* **PROVIDED INFORMATION**:
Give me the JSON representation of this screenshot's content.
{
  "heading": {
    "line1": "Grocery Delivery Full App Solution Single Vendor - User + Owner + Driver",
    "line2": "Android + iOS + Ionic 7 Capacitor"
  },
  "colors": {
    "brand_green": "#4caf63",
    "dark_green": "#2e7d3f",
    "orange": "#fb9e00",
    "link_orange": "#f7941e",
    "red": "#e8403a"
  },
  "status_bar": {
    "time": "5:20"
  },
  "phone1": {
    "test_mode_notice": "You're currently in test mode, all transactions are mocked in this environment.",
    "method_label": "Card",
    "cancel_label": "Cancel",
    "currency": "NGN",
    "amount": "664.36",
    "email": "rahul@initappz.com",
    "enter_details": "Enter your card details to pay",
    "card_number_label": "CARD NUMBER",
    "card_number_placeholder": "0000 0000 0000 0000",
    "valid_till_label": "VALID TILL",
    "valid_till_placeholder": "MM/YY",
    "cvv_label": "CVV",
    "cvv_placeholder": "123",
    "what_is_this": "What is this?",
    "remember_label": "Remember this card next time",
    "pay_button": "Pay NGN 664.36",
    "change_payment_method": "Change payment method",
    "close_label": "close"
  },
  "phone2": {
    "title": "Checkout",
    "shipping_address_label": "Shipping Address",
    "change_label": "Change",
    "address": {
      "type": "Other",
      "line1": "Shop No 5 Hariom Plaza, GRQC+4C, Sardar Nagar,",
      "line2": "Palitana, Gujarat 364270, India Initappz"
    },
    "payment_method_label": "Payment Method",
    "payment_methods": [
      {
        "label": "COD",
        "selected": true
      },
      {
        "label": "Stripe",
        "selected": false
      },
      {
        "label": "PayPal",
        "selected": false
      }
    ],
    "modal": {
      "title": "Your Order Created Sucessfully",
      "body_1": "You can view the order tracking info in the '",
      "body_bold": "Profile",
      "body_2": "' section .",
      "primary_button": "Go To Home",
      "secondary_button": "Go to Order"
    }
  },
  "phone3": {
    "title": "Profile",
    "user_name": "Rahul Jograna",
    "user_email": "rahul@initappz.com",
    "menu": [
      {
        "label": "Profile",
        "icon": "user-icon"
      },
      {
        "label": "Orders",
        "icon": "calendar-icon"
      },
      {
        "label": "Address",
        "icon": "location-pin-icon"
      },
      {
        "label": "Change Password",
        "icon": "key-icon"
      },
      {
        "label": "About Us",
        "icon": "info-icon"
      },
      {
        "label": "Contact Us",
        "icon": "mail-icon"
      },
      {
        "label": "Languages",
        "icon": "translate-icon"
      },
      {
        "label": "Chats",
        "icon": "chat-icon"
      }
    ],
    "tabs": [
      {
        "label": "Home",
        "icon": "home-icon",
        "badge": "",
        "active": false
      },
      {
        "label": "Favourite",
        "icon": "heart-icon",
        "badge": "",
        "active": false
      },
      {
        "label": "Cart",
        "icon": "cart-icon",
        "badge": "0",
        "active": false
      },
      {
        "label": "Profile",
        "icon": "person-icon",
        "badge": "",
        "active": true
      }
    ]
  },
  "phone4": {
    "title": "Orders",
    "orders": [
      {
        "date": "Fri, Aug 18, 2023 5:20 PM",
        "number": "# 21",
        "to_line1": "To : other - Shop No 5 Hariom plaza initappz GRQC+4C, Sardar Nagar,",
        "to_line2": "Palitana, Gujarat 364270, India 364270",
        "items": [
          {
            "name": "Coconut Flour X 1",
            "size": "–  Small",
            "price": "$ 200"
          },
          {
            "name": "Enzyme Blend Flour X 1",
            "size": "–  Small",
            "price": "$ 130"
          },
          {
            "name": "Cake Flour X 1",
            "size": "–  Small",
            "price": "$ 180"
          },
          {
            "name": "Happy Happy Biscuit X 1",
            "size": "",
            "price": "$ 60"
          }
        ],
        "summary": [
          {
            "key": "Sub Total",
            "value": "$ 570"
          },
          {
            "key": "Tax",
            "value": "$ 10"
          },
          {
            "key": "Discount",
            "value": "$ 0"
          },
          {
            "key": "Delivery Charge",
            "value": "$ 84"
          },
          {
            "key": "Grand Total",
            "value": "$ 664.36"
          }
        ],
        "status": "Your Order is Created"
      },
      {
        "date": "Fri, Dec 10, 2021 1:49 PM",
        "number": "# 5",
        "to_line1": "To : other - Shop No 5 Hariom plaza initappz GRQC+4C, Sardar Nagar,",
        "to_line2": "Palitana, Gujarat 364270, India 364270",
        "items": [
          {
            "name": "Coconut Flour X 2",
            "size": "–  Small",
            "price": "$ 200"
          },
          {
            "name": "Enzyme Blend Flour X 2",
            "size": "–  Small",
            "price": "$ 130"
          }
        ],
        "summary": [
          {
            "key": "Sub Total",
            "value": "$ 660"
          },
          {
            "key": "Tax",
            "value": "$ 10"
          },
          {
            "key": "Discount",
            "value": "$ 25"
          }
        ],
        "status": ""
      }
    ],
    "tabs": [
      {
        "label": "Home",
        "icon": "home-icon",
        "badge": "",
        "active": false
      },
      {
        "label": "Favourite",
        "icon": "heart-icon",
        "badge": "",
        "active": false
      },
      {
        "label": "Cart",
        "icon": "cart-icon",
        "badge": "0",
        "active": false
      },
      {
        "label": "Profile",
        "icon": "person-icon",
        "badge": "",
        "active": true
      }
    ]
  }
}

* **PROBLEM REQUIREMENTS**:
Please output all the lines above exactly as given.

* **RESULT BELOW**:
Give me the JSON representation of this screenshot's content.
{
  "heading": {
    "line1": "Grocery Delivery Full App Solution Single Vendor - User + Owner + Driver",
    "line2": "Android + iOS + Ionic 7 Capacitor"
  },
  "colors": {
    "brand_green": "#4caf63",
    "dark_green": "#2e7d3f",
    "orange": "#fb9e00",
    "link_orange": "#f7941e",
    "red": "#e8403a"
  },
  "status_bar": {
    "time": "5:20"
  },
  "phone1": {
    "test_mode_notice": "You're currently in test mode, all transactions are mocked in this environment.",
    "method_label": "Card",
    "cancel_label": "Cancel",
    "currency": "NGN",
    "amount": "664.36",
    "email": "rahul@initappz.com",
    "enter_details": "Enter your card details to pay",
    "card_number_label": "CARD NUMBER",
    "card_number_placeholder": "0000 0000 0000 0000",
    "valid_till_label": "VALID TILL",
    "valid_till_placeholder": "MM/YY",
    "cvv_label": "CVV",
    "cvv_placeholder": "123",
    "what_is_this": "What is this?",
    "remember_label": "Remember this card next time",
    "pay_button": "Pay NGN 664.36",
    "change_payment_method": "Change payment method",
    "close_label": "close"
  },
  "phone2": {
    "title": "Checkout",
    "shipping_address_label": "Shipping Address",
    "change_label": "Change",
    "address": {
      "type": "Other",
      "line1": "Shop No 5 Hariom Plaza, GRQC+4C, Sardar Nagar,",
      "line2": "Palitana, Gujarat 364270, India Initappz"
    },
    "payment_method_label": "Payment Method",
    "payment_methods": [
      {
        "label": "COD",
        "selected": true
      },
      {
        "label": "Stripe",
        "selected": false
      },
      {
        "label": "PayPal",
        "selected": false
      }
    ],
    "modal": {
      "title": "Your Order Created Sucessfully",
      "body_1": "You can view the order tracking info in the '",
      "body_bold": "Profile",
      "body_2": "' section .",
      "primary_button": "Go To Home",
      "secondary_button": "Go to Order"
    }
  },
  "phone3": {
    "title": "Profile",
    "user_name": "Rahul Jograna",
    "user_email": "rahul@initappz.com",
    "menu": [
      {
        "label": "Profile",
        "icon": "user-icon"
      },
      {
        "label": "Orders",
        "icon": "calendar-icon"
      },
      {
        "label": "Address",
        "icon": "location-pin-icon"
      },
      {
        "label": "Change Password",
        "icon": "key-icon"
      },
      {
        "label": "About Us",
        "icon": "info-icon"
      },
      {
        "label": "Contact Us",
        "icon": "mail-icon"
      },
      {
        "label": "Languages",
        "icon": "translate-icon"
      },
      {
        "label": "Chats",
        "icon": "chat-icon"
      }
    ],
    "tabs": [
      {
        "label": "Home",
        "icon": "home-icon",
        "badge": "",
        "active": false
      },
      {
        "label": "Favourite",
        "icon": "heart-icon",
        "badge": "",
        "active": false
      },
      {
        "label": "Cart",
        "icon": "cart-icon",
        "badge": "0",
        "active": false
      },
      {
        "label": "Profile",
        "icon": "person-icon",
        "badge": "",
        "active": true
      }
    ]
  },
  "phone4": {
    "title": "Orders",
    "orders": [
      {
        "date": "Fri, Aug 18, 2023 5:20 PM",
        "number": "# 21",
        "to_line1": "To : other - Shop No 5 Hariom plaza initappz GRQC+4C, Sardar Nagar,",
        "to_line2": "Palitana, Gujarat 364270, India 364270",
        "items": [
          {
            "name": "Coconut Flour X 1",
            "size": "–  Small",
            "price": "$ 200"
          },
          {
            "name": "Enzyme Blend Flour X 1",
            "size": "–  Small",
            "price": "$ 130"
          },
          {
            "name": "Cake Flour X 1",
            "size": "–  Small",
            "price": "$ 180"
          },
          {
            "name": "Happy Happy Biscuit X 1",
            "size": "",
            "price": "$ 60"
          }
        ],
        "summary": [
          {
            "key": "Sub Total",
            "value": "$ 570"
          },
          {
            "key": "Tax",
            "value": "$ 10"
          },
          {
            "key": "Discount",
            "value": "$ 0"
          },
          {
            "key": "Delivery Charge",
            "value": "$ 84"
          },
          {
            "key": "Grand Total",
            "value": "$ 664.36"
          }
        ],
        "status": "Your Order is Created"
      },
      {
        "date": "Fri, Dec 10, 2021 1:49 PM",
        "number": "# 5",
        "to_line1": "To : other - Shop No 5 Hariom plaza initappz GRQC+4C, Sardar Nagar,",
        "to_line2": "Palitana, Gujarat 364270, India 364270",
        "items": [
          {
            "name": "Coconut Flour X 2",
            "size": "–  Small",
            "price": "$ 200"
          },
          {
            "name": "Enzyme Blend Flour X 2",
            "size": "–  Small",
            "price": "$ 130"
          }
        ],
        "summary": [
          {
            "key": "Sub Total",
            "value": "$ 660"
          },
          {
            "key": "Tax",
            "value": "$ 10"
          },
          {
            "key": "Discount",
            "value": "$ 25"
          }
        ],
        "status": ""
      }
    ],
    "tabs": [
      {
        "label": "Home",
        "icon": "home-icon",
        "badge": "",
        "active": false
      },
      {
        "label": "Favourite",
        "icon": "heart-icon",
        "badge": "",
        "active": false
      },
      {
        "label": "Cart",
        "icon": "cart-icon",
        "badge": "0",
        "active": false
      },
      {
        "label": "Profile",
        "icon": "person-icon",
        "badge": "",
        "active": true
      }
    ]
  }
}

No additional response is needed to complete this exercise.